Extracts from a graphics dataset:
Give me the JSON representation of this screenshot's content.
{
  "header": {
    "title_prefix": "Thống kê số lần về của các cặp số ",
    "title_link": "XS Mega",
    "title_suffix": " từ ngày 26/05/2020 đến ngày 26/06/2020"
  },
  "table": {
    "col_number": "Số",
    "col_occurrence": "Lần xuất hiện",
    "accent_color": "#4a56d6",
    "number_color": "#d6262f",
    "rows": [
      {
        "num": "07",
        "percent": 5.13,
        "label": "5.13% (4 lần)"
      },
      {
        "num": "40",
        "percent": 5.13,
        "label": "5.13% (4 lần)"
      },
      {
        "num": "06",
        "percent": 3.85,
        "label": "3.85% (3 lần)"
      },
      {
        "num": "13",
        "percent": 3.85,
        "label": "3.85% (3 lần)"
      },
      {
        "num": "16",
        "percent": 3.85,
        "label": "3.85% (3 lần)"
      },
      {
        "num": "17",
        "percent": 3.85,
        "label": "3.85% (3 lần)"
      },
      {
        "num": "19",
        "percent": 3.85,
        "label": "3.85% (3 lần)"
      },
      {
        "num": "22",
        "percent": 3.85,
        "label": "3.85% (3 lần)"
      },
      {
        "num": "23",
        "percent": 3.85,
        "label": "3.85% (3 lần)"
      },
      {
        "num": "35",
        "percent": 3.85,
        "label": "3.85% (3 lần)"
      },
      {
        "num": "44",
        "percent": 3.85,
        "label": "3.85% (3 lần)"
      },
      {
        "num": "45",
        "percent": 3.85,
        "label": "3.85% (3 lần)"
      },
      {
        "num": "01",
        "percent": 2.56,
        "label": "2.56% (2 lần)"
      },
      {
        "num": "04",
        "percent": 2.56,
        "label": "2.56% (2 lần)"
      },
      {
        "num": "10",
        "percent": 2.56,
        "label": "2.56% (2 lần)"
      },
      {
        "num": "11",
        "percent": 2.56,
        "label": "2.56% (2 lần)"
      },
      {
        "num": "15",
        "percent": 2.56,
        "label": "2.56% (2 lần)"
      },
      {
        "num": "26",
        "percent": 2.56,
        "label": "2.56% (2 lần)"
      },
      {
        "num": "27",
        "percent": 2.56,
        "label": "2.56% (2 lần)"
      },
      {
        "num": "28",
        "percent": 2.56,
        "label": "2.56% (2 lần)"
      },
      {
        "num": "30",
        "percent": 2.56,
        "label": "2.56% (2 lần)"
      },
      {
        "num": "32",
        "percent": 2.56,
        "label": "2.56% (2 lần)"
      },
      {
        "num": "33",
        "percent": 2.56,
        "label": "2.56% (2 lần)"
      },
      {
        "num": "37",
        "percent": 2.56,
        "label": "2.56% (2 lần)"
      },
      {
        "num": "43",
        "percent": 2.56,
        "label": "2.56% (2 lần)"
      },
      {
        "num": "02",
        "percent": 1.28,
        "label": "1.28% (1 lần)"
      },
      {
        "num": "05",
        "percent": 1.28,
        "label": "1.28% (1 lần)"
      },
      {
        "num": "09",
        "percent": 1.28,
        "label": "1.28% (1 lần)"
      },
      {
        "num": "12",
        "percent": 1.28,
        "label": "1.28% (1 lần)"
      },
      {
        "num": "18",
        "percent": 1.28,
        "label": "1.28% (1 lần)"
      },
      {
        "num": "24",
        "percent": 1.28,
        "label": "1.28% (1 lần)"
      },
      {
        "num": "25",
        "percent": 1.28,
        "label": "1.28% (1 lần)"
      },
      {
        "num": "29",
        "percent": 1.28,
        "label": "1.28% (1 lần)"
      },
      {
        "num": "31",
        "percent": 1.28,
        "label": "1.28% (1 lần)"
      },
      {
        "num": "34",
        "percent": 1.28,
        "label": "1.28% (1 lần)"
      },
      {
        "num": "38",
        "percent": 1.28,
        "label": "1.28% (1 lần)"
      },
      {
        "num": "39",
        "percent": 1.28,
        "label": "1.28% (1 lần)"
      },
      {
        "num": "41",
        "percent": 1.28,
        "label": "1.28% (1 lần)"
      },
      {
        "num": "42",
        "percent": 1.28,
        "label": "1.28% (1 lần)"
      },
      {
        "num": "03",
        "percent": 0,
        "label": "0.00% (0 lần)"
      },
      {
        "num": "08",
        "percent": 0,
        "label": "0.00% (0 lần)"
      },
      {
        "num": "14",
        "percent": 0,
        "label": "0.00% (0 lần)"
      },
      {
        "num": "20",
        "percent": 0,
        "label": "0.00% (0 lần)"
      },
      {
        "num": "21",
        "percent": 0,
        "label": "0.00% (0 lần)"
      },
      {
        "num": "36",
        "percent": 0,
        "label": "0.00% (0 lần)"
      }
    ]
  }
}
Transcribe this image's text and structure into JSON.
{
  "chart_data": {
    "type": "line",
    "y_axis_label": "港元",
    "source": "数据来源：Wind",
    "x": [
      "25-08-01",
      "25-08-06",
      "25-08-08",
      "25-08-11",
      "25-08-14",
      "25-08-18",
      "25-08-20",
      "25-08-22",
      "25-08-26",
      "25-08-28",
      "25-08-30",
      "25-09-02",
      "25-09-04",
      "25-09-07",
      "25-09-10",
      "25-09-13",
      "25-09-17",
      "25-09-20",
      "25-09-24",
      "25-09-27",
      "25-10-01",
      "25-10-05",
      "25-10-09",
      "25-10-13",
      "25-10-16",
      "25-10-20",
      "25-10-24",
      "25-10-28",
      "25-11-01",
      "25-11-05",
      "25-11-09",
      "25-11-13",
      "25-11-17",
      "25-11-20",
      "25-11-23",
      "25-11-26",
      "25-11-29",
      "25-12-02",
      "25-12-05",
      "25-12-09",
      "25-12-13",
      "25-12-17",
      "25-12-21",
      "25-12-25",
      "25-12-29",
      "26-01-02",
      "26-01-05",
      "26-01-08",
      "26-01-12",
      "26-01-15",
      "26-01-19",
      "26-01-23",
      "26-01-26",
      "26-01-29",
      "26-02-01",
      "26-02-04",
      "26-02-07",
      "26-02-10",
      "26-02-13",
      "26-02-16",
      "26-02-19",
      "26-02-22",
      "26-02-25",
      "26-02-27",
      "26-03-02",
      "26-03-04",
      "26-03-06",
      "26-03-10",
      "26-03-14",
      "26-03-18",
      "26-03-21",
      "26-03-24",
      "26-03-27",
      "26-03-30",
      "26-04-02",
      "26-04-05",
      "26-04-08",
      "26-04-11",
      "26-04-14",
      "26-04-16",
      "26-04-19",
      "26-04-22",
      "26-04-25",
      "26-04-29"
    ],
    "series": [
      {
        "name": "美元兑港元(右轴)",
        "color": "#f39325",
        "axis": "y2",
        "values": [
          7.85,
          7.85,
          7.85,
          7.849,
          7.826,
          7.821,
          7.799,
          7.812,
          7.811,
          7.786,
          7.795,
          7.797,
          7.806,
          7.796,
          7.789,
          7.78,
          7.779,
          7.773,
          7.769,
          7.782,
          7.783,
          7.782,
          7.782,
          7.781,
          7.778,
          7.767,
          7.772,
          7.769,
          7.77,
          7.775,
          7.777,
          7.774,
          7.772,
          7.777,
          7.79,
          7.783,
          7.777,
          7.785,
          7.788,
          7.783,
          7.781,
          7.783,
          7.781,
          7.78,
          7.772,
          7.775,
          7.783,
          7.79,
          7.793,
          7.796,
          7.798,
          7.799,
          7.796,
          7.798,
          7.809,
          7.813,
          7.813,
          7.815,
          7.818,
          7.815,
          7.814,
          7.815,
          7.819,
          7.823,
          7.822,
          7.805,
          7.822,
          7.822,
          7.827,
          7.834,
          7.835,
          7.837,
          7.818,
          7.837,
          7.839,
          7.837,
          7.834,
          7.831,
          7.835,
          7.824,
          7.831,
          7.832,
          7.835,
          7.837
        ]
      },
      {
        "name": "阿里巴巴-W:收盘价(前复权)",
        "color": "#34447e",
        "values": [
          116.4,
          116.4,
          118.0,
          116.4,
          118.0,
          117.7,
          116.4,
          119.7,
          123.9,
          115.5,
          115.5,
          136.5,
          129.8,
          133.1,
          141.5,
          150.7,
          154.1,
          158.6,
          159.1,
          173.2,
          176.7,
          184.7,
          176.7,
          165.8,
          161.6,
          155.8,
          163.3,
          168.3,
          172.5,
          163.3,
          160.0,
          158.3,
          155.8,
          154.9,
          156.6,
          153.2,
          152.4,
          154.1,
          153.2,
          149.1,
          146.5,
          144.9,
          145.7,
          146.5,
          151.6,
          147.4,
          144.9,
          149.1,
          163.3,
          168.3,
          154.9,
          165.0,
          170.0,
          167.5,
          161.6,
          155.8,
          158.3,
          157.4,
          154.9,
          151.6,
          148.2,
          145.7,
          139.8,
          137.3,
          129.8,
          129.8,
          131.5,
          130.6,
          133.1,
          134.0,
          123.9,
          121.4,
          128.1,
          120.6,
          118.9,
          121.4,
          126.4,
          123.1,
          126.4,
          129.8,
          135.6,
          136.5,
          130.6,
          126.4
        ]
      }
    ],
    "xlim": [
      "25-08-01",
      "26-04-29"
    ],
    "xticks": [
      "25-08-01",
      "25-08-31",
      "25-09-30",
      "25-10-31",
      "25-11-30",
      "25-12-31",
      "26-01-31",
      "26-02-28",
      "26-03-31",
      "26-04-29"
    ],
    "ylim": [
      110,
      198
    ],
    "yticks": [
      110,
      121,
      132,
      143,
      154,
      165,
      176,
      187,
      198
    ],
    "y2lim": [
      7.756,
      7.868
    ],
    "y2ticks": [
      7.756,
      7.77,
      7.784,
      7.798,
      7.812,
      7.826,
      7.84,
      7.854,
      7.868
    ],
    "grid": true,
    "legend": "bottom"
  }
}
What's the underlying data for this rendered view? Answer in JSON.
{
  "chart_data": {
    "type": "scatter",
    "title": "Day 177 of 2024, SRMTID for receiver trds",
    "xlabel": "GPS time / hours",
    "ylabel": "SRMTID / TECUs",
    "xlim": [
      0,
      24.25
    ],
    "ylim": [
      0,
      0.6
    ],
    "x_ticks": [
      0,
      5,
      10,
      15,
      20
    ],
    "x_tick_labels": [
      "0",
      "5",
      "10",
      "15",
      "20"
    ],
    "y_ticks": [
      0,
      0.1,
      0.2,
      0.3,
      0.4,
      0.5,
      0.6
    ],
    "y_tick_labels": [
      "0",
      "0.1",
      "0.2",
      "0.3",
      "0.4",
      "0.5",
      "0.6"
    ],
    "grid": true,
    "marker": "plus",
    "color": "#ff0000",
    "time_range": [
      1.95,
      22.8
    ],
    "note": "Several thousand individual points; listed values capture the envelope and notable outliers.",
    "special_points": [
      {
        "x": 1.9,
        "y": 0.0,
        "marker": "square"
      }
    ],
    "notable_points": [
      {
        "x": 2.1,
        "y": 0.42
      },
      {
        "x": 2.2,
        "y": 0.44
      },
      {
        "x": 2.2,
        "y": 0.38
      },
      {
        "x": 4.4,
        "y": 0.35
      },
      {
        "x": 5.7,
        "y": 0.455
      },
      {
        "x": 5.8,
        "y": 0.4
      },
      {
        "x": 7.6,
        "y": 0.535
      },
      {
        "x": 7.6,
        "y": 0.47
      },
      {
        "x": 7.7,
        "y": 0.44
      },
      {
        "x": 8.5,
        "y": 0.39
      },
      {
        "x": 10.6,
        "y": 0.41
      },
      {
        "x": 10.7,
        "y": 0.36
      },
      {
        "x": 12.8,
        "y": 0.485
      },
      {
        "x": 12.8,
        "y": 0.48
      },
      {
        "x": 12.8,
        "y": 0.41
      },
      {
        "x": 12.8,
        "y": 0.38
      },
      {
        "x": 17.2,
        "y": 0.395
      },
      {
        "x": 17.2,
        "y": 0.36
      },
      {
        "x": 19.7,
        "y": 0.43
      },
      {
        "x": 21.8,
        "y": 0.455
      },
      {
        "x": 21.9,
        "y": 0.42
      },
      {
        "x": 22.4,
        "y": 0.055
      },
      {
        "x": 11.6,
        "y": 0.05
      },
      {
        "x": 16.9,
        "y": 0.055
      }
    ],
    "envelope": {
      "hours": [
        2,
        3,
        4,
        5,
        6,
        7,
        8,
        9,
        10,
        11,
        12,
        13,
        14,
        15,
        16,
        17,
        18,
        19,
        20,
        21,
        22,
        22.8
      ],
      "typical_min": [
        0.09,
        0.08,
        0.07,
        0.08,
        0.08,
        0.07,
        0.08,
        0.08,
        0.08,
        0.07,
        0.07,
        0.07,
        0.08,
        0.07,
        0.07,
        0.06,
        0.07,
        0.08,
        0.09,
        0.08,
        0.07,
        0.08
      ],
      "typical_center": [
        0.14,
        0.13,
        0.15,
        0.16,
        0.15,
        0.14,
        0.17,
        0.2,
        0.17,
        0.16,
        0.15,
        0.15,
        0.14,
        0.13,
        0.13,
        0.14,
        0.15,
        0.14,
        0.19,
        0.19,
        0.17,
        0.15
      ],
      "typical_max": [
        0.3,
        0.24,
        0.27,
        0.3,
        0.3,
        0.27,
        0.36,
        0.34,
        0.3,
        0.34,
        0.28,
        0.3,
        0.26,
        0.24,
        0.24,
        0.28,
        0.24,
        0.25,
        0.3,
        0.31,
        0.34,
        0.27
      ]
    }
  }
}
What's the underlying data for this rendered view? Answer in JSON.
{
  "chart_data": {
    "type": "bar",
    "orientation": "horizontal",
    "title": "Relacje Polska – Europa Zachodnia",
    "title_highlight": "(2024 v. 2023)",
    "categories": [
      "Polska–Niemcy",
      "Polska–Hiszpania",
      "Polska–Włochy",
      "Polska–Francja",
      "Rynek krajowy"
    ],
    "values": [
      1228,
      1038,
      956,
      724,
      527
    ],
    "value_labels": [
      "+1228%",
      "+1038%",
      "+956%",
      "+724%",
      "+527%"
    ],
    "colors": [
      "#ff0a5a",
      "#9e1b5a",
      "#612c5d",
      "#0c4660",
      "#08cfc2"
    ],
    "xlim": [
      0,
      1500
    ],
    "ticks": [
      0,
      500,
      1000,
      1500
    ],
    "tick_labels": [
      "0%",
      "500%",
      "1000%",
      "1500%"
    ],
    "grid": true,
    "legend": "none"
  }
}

EXERCISE PROMPT: Gather all lines from the records above in which "JSON" appears.

OUTPUT FOR THIS TASK:
Give me the JSON representation of this screenshot's content.
Transcribe this image's text and structure into JSON.
What's the underlying data for this rendered view? Answer in JSON.
What's the underlying data for this rendered view? Answer in JSON.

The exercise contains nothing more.